What you will do: Review the material line by line. Identify and copy every line that contains the string "муниципальных".

Raw records:
--------------------------------------------------

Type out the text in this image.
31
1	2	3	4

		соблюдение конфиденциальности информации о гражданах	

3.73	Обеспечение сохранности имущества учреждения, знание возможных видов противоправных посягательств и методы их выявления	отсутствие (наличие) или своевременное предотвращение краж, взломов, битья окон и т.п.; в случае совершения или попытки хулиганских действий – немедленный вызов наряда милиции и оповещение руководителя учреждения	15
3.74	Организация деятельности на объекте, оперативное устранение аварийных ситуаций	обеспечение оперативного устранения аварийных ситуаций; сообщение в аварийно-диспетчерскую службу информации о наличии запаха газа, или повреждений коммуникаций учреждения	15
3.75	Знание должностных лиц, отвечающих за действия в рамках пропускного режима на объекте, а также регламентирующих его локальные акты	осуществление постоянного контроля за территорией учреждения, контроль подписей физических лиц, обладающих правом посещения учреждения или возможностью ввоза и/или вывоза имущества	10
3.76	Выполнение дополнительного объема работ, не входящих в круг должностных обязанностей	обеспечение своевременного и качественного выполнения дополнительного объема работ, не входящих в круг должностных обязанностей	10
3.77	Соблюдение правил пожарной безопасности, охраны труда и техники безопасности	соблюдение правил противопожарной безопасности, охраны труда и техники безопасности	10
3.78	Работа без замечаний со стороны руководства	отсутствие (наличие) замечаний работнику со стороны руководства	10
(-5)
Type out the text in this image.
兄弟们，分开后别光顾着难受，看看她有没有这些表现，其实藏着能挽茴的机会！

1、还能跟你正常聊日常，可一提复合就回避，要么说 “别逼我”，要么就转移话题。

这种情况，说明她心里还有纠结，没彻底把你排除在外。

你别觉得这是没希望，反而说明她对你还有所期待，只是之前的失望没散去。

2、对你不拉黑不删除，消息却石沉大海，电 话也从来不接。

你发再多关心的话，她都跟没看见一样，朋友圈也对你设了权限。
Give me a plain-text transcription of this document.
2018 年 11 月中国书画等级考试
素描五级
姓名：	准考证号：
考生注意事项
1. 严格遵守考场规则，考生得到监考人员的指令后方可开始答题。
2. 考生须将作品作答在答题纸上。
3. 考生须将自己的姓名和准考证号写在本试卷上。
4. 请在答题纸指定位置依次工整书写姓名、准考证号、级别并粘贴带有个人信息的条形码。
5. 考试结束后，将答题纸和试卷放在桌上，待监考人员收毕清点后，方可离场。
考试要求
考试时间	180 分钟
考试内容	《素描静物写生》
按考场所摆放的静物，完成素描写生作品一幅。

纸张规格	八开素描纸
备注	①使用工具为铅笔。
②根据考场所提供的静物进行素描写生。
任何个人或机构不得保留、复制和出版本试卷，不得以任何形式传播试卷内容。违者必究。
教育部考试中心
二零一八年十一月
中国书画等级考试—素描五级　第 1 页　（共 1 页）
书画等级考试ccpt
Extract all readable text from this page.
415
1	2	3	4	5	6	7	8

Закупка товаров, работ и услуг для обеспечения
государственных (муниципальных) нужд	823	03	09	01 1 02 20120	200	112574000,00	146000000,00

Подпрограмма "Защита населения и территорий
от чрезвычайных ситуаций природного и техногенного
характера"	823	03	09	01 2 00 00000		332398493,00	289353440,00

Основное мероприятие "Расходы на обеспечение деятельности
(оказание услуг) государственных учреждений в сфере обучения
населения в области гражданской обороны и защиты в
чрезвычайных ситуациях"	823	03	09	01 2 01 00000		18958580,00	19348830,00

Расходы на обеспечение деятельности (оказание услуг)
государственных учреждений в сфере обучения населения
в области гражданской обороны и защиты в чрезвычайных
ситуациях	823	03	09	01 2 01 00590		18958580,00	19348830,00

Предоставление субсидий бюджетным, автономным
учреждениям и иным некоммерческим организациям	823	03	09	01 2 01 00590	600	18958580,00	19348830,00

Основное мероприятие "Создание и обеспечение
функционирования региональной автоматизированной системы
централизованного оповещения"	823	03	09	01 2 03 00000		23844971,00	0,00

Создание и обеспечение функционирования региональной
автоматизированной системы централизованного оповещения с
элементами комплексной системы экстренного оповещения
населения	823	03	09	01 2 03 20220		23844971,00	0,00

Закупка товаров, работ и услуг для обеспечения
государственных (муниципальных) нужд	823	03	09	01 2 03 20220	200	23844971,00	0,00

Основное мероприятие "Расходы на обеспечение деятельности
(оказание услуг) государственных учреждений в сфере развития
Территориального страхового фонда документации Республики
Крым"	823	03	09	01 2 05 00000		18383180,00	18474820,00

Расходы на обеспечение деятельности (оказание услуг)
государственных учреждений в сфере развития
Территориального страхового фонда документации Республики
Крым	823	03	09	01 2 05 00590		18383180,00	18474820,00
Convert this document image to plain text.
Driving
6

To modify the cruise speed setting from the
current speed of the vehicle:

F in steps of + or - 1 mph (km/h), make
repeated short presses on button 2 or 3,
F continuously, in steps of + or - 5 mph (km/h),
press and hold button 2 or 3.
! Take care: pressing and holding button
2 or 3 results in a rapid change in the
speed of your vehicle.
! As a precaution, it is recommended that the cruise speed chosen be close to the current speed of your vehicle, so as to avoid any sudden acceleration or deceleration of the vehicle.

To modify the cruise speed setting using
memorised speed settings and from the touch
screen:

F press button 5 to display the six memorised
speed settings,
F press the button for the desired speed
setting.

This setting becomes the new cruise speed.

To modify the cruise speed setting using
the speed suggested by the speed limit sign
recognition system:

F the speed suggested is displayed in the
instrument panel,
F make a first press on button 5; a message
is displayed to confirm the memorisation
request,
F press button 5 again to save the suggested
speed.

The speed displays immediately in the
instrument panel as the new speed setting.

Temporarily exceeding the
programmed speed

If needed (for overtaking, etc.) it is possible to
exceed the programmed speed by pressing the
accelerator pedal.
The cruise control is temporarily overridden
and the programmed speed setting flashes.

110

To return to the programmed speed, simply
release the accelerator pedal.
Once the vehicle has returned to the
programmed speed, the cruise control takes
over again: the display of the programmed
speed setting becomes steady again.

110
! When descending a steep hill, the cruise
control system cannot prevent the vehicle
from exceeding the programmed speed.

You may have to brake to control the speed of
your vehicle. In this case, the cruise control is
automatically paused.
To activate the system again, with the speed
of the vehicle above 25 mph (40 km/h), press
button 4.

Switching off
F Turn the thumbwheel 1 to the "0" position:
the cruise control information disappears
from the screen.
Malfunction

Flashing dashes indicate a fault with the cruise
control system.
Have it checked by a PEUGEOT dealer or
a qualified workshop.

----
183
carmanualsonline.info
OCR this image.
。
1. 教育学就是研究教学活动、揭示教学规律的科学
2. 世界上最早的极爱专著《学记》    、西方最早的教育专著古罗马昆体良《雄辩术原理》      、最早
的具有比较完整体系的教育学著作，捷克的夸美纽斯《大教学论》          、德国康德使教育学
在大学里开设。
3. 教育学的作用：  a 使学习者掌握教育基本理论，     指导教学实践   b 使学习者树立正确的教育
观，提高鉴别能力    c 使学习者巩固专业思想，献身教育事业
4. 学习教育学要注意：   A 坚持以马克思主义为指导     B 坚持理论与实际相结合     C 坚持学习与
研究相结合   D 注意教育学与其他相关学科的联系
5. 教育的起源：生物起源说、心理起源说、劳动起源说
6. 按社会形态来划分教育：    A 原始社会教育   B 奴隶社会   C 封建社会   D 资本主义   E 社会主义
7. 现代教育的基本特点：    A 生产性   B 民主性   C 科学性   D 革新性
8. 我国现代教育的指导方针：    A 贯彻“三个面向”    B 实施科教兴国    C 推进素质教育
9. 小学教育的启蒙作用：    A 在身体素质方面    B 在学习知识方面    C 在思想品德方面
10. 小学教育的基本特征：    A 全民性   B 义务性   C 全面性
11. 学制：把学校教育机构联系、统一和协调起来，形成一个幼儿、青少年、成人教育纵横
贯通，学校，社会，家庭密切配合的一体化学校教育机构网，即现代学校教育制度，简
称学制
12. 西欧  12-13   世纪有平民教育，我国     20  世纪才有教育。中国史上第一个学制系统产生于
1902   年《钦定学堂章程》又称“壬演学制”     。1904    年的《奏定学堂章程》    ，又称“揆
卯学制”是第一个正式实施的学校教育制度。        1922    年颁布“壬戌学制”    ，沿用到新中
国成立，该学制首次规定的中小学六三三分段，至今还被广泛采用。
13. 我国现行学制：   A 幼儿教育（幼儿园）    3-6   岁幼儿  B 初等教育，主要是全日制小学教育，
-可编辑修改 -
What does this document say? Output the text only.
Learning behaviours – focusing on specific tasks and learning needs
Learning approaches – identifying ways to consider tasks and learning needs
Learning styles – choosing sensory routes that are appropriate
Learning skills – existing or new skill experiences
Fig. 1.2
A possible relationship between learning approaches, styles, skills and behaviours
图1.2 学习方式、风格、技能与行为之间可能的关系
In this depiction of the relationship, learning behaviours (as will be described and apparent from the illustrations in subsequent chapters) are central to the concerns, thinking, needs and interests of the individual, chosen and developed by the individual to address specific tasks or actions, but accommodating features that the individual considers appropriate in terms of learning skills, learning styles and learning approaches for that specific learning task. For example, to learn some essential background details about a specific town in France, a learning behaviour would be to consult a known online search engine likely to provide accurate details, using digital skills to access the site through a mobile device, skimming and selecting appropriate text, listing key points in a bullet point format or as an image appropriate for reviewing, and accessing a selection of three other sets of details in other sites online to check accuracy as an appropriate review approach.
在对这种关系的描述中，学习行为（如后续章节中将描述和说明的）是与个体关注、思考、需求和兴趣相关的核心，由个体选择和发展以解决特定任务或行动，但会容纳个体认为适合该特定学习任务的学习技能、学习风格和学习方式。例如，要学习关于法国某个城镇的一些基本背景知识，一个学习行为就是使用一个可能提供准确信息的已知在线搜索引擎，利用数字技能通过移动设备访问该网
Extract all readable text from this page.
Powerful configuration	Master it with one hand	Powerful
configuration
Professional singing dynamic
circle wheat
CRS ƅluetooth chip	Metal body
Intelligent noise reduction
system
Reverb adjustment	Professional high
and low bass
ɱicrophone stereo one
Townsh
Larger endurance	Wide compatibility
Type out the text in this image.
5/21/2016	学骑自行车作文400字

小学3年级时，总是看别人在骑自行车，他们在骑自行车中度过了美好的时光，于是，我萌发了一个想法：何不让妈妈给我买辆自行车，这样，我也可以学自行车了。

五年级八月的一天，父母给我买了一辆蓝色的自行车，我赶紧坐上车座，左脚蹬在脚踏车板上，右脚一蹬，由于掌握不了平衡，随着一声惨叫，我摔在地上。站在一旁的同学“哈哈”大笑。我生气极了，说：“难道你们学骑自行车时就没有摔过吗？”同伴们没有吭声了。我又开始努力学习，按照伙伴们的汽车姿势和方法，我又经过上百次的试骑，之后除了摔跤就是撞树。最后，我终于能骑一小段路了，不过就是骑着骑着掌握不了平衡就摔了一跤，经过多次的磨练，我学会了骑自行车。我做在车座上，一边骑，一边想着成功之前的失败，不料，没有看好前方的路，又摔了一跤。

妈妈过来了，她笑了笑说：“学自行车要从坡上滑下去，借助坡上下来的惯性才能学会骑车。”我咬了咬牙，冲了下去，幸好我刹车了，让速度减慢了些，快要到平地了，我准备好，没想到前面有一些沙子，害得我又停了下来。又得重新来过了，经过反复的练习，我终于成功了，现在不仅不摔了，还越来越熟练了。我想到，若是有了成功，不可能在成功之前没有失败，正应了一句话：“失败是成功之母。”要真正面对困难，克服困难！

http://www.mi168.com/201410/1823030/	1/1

--------------------------------------------------

Written solution:
государственных (муниципальных) нужд	823	03	09	01 1 02 20120	200	112574000,00	146000000,00
государственных (муниципальных) нужд	823	03	09	01 2 03 20220	200	23844971,00	0,00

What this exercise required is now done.